=== DATA SUPPLIED ===
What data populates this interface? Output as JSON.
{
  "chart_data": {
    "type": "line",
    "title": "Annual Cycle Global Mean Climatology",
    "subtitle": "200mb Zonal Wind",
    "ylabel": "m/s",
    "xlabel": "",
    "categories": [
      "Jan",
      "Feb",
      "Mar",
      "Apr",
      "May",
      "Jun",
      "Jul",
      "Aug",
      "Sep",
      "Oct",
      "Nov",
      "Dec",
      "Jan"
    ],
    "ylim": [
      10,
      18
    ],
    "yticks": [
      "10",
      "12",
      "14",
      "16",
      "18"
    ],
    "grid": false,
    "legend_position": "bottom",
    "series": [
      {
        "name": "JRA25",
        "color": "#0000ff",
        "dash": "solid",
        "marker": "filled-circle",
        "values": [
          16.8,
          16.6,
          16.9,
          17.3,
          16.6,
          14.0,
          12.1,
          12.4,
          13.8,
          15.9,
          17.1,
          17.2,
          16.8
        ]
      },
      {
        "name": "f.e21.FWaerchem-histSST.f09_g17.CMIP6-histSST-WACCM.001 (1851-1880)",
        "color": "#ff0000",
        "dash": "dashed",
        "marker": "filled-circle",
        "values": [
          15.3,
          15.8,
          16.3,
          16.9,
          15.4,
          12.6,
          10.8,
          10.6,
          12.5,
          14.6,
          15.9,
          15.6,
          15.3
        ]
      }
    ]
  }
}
===
=== DATA SUPPLIED ===
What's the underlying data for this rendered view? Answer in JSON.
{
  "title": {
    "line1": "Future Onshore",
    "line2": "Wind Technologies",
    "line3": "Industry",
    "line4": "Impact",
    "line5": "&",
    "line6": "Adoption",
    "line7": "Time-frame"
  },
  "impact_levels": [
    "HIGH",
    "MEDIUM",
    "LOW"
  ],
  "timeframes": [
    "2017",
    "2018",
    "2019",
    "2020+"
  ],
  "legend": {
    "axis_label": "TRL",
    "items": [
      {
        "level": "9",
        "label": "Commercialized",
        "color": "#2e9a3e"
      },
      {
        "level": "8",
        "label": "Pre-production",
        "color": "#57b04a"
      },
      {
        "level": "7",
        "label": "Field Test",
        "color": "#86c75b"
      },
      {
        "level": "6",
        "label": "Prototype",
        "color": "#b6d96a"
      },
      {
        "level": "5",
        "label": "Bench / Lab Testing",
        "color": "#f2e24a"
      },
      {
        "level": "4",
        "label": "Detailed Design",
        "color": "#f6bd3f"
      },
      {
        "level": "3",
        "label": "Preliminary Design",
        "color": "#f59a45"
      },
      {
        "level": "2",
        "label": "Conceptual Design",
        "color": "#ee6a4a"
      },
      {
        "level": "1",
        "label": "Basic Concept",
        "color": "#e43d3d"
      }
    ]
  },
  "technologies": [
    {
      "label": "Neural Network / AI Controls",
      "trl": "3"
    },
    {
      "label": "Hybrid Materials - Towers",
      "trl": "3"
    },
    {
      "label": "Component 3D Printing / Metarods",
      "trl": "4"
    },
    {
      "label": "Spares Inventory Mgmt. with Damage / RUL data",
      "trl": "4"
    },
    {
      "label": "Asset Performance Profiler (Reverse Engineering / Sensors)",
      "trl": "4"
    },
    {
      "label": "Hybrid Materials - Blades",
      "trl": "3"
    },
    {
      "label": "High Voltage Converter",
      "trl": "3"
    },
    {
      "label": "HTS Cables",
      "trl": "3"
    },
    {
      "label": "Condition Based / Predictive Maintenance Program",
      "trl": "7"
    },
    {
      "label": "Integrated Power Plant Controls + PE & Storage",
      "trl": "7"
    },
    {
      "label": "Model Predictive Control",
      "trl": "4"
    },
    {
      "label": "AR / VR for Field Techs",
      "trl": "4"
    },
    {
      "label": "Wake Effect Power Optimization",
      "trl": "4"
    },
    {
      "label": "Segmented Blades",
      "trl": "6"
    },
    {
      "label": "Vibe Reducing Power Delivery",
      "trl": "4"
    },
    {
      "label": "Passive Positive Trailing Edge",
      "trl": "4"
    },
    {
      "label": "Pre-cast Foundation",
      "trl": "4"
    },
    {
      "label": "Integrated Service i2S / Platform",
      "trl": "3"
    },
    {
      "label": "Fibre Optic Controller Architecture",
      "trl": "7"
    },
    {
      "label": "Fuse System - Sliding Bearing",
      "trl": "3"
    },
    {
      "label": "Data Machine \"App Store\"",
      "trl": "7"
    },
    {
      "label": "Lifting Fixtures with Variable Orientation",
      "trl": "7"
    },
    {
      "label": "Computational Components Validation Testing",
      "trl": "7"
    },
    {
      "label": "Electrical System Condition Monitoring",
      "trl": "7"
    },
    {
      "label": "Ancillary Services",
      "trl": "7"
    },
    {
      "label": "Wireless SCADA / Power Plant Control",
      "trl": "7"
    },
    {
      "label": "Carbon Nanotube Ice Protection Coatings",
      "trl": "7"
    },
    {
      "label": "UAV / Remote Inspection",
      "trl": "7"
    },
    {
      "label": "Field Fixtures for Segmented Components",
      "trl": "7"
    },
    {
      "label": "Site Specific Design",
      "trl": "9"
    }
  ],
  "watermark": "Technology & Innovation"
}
===
DIRECTIVE: Check each line above for the string "System", then copy the ones that have it.

RESPONSE:
      "label": "Fuse System - Sliding Bearing",
      "label": "Electrical System Condition Monitoring",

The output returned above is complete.